* Task description:
Exactly reproduce all the records, keeping pictures out of the copy.

* Data listing:
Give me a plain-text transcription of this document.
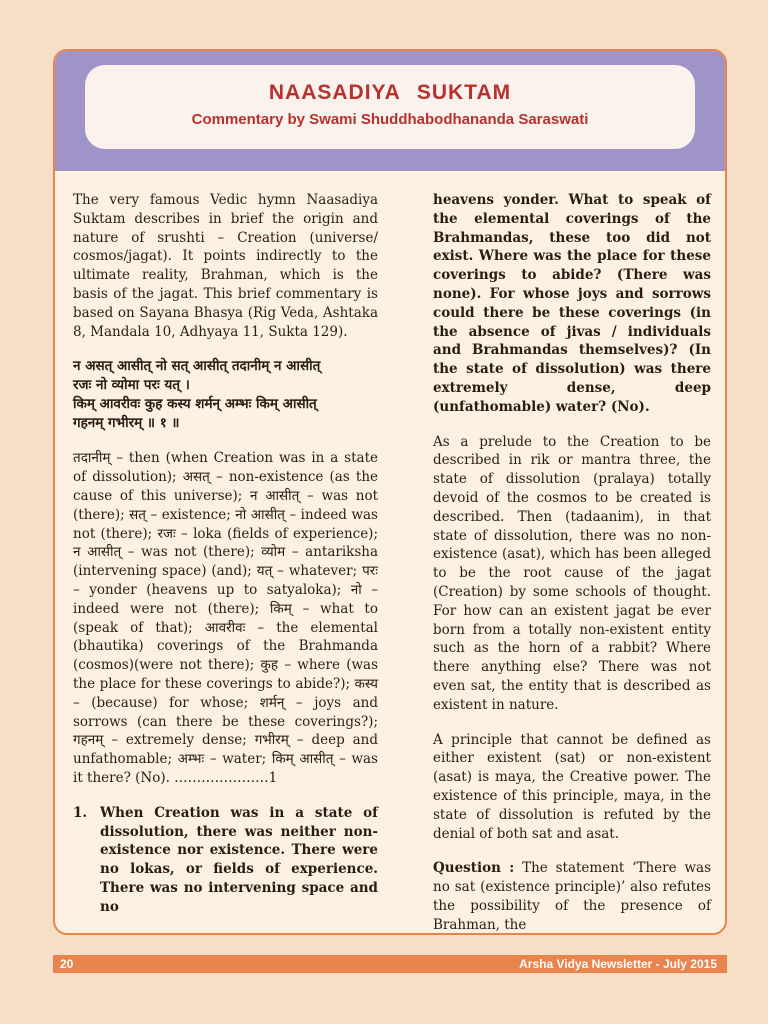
NAASADIYA SUKTAM
Commentary by Swami Shuddhabodhananda Saraswati

The very famous Vedic hymn Naasadiya Suktam describes in brief the origin and nature of srushti – Creation (universe/ cosmos/jagat). It points indirectly to the ultimate reality, Brahman, which is the basis of the jagat. This brief commentary is based on Sayana Bhasya (Rig Veda, Ashtaka 8, Mandala 10, Adhyaya 11, Sukta 129).

न असत् आसीत् नो सत् आसीत् तदानीम् न आसीत्
रजः नो व्योमा परः यत् ।
किम् आवरीवः कुह कस्य शर्मन् अम्भः किम् आसीत्
गहनम् गभीरम् ॥ १ ॥

तदानीम् – then (when Creation was in a state of dissolution); असत् – non-existence (as the cause of this universe); न आसीत् – was not (there); सत् – existence; नो आसीत् – indeed was not (there); रजः – loka (fields of experience); न आसीत् – was not (there); व्योम – antariksha (intervening space) (and); यत् – whatever; परः – yonder (heavens up to satyaloka); नो – indeed were not (there); किम् – what to (speak of that); आवरीवः – the elemental (bhautika) coverings of the Brahmanda (cosmos)(were not there); कुह – where (was the place for these coverings to abide?); कस्य – (because) for whose; शर्मन् – joys and sorrows (can there be these coverings?); गहनम् – extremely dense; गभीरम् – deep and unfathomable; अम्भः – water; किम् आसीत् – was it there? (No). …………………1

1. When Creation was in a state of dissolution, there was neither non-existence nor existence. There were no lokas, or fields of experience. There was no intervening space and no

heavens yonder. What to speak of the elemental coverings of the Brahmandas, these too did not exist. Where was the place for these coverings to abide? (There was none). For whose joys and sorrows could there be these coverings (in the absence of jivas / individuals and Brahmandas themselves)? (In the state of dissolution) was there extremely dense, deep (unfathomable) water? (No).

As a prelude to the Creation to be described in rik or mantra three, the state of dissolution (pralaya) totally devoid of the cosmos to be created is described. Then (tadaanim), in that state of dissolution, there was no non-existence (asat), which has been alleged to be the root cause of the jagat (Creation) by some schools of thought. For how can an existent jagat be ever born from a totally non-existent entity such as the horn of a rabbit? Where there anything else? There was not even sat, the entity that is described as existent in nature.

A principle that cannot be defined as either existent (sat) or non-existent (asat) is maya, the Creative power. The existence of this principle, maya, in the state of dissolution is refuted by the denial of both sat and asat.

Question : The statement ‘There was no sat (existence principle)’ also refutes the possibility of the presence of Brahman, the

20	Arsha Vidya Newsletter - July 2015
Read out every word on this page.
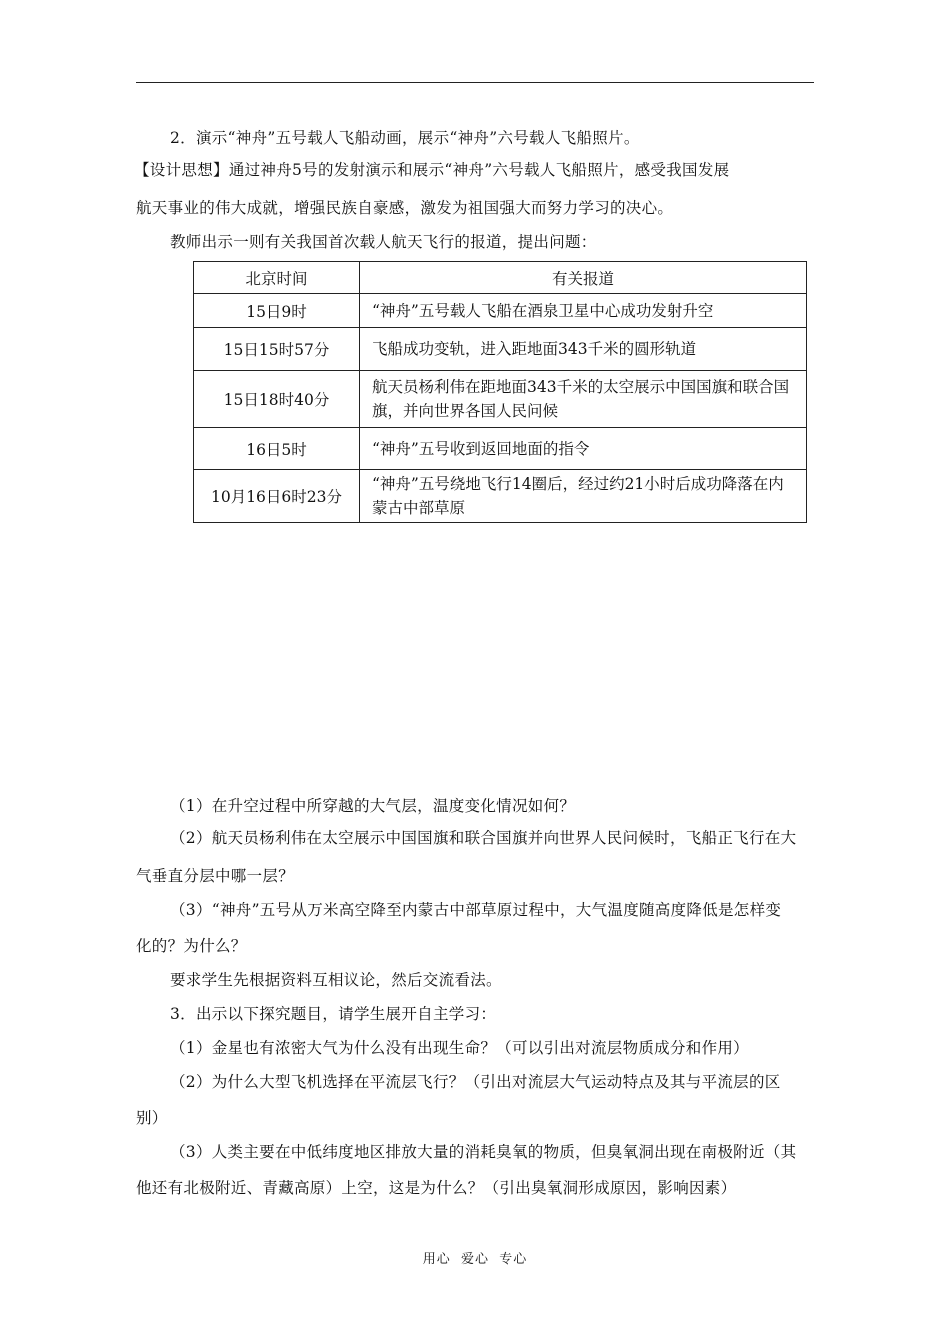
2．演示“神舟”五号载人飞船动画，展示“神舟”六号载人飞船照片。
【设计思想】通过神舟5号的发射演示和展示“神舟”六号载人飞船照片，感受我国发展
航天事业的伟大成就，增强民族自豪感，激发为祖国强大而努力学习的决心。
教师出示一则有关我国首次载人航天飞行的报道，提出问题：
北京时间	有关报道
15日9时	“神舟”五号载人飞船在酒泉卫星中心成功发射升空
15日15时57分	飞船成功变轨，进入距地面343千米的圆形轨道
15日18时40分	航天员杨利伟在距地面343千米的太空展示中国国旗和联合国旗，并向世界各国人民问候
16日5时	“神舟”五号收到返回地面的指令
10月16日6时23分	“神舟”五号绕地飞行14圈后，经过约21小时后成功降落在内蒙古中部草原
（1）在升空过程中所穿越的大气层，温度变化情况如何？
（2）航天员杨利伟在太空展示中国国旗和联合国旗并向世界人民问候时，飞船正飞行在大
气垂直分层中哪一层？
（3）“神舟”五号从万米高空降至内蒙古中部草原过程中，大气温度随高度降低是怎样变
化的？为什么？
要求学生先根据资料互相议论，然后交流看法。
3．出示以下探究题目，请学生展开自主学习：
（1）金星也有浓密大气为什么没有出现生命？（可以引出对流层物质成分和作用）
（2）为什么大型飞机选择在平流层飞行？（引出对流层大气运动特点及其与平流层的区
别）
（3）人类主要在中低纬度地区排放大量的消耗臭氧的物质，但臭氧洞出现在南极附近（其
他还有北极附近、青藏高原）上空，这是为什么？（引出臭氧洞形成原因，影响因素）
用心  爱心  专心
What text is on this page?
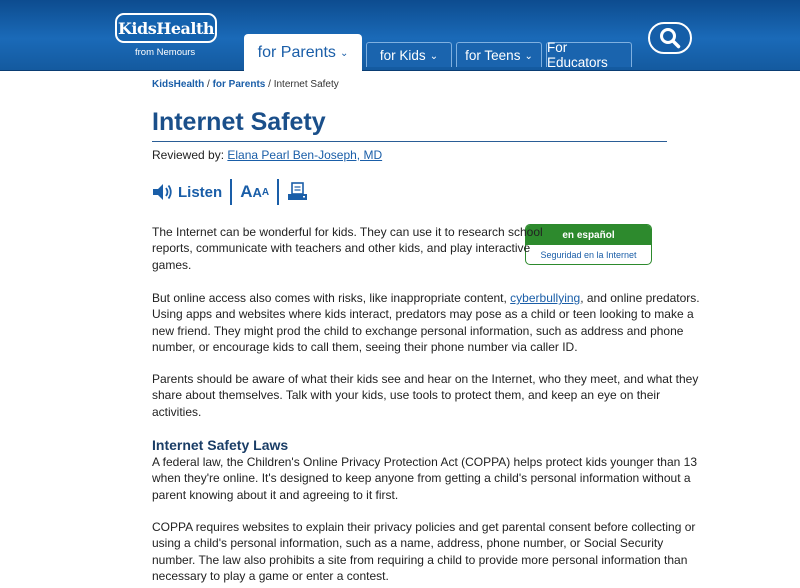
KidsHealth
from Nemours	for Parents ⌄ for Kids ⌄ for Teens ⌄
For Educators
KidsHealth / for Parents / Internet Safety
Internet Safety
Reviewed by: Elana Pearl Ben-Joseph, MD
Listen A A A
en español
Seguridad en la Internet
The Internet can be wonderful for kids. They can use it to research school
reports, communicate with teachers and other kids, and play interactive
games.
But online access also comes with risks, like inappropriate content, cyberbullying, and online predators.
Using apps and websites where kids interact, predators may pose as a child or teen looking to make a
new friend. They might prod the child to exchange personal information, such as address and phone
number, or encourage kids to call them, seeing their phone number via caller ID.
Parents should be aware of what their kids see and hear on the Internet, who they meet, and what they
share about themselves. Talk with your kids, use tools to protect them, and keep an eye on their
activities.
Internet Safety Laws
A federal law, the Children's Online Privacy Protection Act (COPPA) helps protect kids younger than 13
when they're online. It's designed to keep anyone from getting a child's personal information without a
parent knowing about it and agreeing to it first.
COPPA requires websites to explain their privacy policies and get parental consent before collecting or
using a child's personal information, such as a name, address, phone number, or Social Security
number. The law also prohibits a site from requiring a child to provide more personal information than
necessary to play a game or enter a contest.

* The solution:
Give me a plain-text transcription of this document.
NAASADIYA SUKTAM
Commentary by Swami Shuddhabodhananda Saraswati

The very famous Vedic hymn Naasadiya Suktam describes in brief the origin and nature of srushti – Creation (universe/ cosmos/jagat). It points indirectly to the ultimate reality, Brahman, which is the basis of the jagat. This brief commentary is based on Sayana Bhasya (Rig Veda, Ashtaka 8, Mandala 10, Adhyaya 11, Sukta 129).

न असत् आसीत् नो सत् आसीत् तदानीम् न आसीत्
रजः नो व्योमा परः यत् ।
किम् आवरीवः कुह कस्य शर्मन् अम्भः किम् आसीत्
गहनम् गभीरम् ॥ १ ॥

तदानीम् – then (when Creation was in a state of dissolution); असत् – non-existence (as the cause of this universe); न आसीत् – was not (there); सत् – existence; नो आसीत् – indeed was not (there); रजः – loka (fields of experience); न आसीत् – was not (there); व्योम – antariksha (intervening space) (and); यत् – whatever; परः – yonder (heavens up to satyaloka); नो – indeed were not (there); किम् – what to (speak of that); आवरीवः – the elemental (bhautika) coverings of the Brahmanda (cosmos)(were not there); कुह – where (was the place for these coverings to abide?); कस्य – (because) for whose; शर्मन् – joys and sorrows (can there be these coverings?); गहनम् – extremely dense; गभीरम् – deep and unfathomable; अम्भः – water; किम् आसीत् – was it there? (No). …………………1

1. When Creation was in a state of dissolution, there was neither non-existence nor existence. There were no lokas, or fields of experience. There was no intervening space and no

heavens yonder. What to speak of the elemental coverings of the Brahmandas, these too did not exist. Where was the place for these coverings to abide? (There was none). For whose joys and sorrows could there be these coverings (in the absence of jivas / individuals and Brahmandas themselves)? (In the state of dissolution) was there extremely dense, deep (unfathomable) water? (No).

As a prelude to the Creation to be described in rik or mantra three, the state of dissolution (pralaya) totally devoid of the cosmos to be created is described. Then (tadaanim), in that state of dissolution, there was no non-existence (asat), which has been alleged to be the root cause of the jagat (Creation) by some schools of thought. For how can an existent jagat be ever born from a totally non-existent entity such as the horn of a rabbit? Where there anything else? There was not even sat, the entity that is described as existent in nature.

A principle that cannot be defined as either existent (sat) or non-existent (asat) is maya, the Creative power. The existence of this principle, maya, in the state of dissolution is refuted by the denial of both sat and asat.

Question : The statement ‘There was no sat (existence principle)’ also refutes the possibility of the presence of Brahman, the

20	Arsha Vidya Newsletter - July 2015
Read out every word on this page.
2．演示“神舟”五号载人飞船动画，展示“神舟”六号载人飞船照片。
【设计思想】通过神舟5号的发射演示和展示“神舟”六号载人飞船照片，感受我国发展
航天事业的伟大成就，增强民族自豪感，激发为祖国强大而努力学习的决心。
教师出示一则有关我国首次载人航天飞行的报道，提出问题：
北京时间	有关报道
15日9时	“神舟”五号载人飞船在酒泉卫星中心成功发射升空
15日15时57分	飞船成功变轨，进入距地面343千米的圆形轨道
15日18时40分	航天员杨利伟在距地面343千米的太空展示中国国旗和联合国旗，并向世界各国人民问候
16日5时	“神舟”五号收到返回地面的指令
10月16日6时23分	“神舟”五号绕地飞行14圈后，经过约21小时后成功降落在内蒙古中部草原
（1）在升空过程中所穿越的大气层，温度变化情况如何？
（2）航天员杨利伟在太空展示中国国旗和联合国旗并向世界人民问候时，飞船正飞行在大
气垂直分层中哪一层？
（3）“神舟”五号从万米高空降至内蒙古中部草原过程中，大气温度随高度降低是怎样变
化的？为什么？
要求学生先根据资料互相议论，然后交流看法。
3．出示以下探究题目，请学生展开自主学习：
（1）金星也有浓密大气为什么没有出现生命？（可以引出对流层物质成分和作用）
（2）为什么大型飞机选择在平流层飞行？（引出对流层大气运动特点及其与平流层的区
别）
（3）人类主要在中低纬度地区排放大量的消耗臭氧的物质，但臭氧洞出现在南极附近（其
他还有北极附近、青藏高原）上空，这是为什么？（引出臭氧洞形成原因，影响因素）
用心  爱心  专心
What text is on this page?
KidsHealth
from Nemours	for Parents ⌄ for Kids ⌄ for Teens ⌄
For Educators
KidsHealth / for Parents / Internet Safety
Internet Safety
Reviewed by: Elana Pearl Ben-Joseph, MD
Listen A A A
en español
Seguridad en la Internet
The Internet can be wonderful for kids. They can use it to research school
reports, communicate with teachers and other kids, and play interactive
games.
But online access also comes with risks, like inappropriate content, cyberbullying, and online predators.
Using apps and websites where kids interact, predators may pose as a child or teen looking to make a
new friend. They might prod the child to exchange personal information, such as address and phone
number, or encourage kids to call them, seeing their phone number via caller ID.
Parents should be aware of what their kids see and hear on the Internet, who they meet, and what they
share about themselves. Talk with your kids, use tools to protect them, and keep an eye on their
activities.
Internet Safety Laws
A federal law, the Children's Online Privacy Protection Act (COPPA) helps protect kids younger than 13
when they're online. It's designed to keep anyone from getting a child's personal information without a
parent knowing about it and agreeing to it first.
COPPA requires websites to explain their privacy policies and get parental consent before collecting or
using a child's personal information, such as a name, address, phone number, or Social Security
number. The law also prohibits a site from requiring a child to provide more personal information than
necessary to play a game or enter a contest.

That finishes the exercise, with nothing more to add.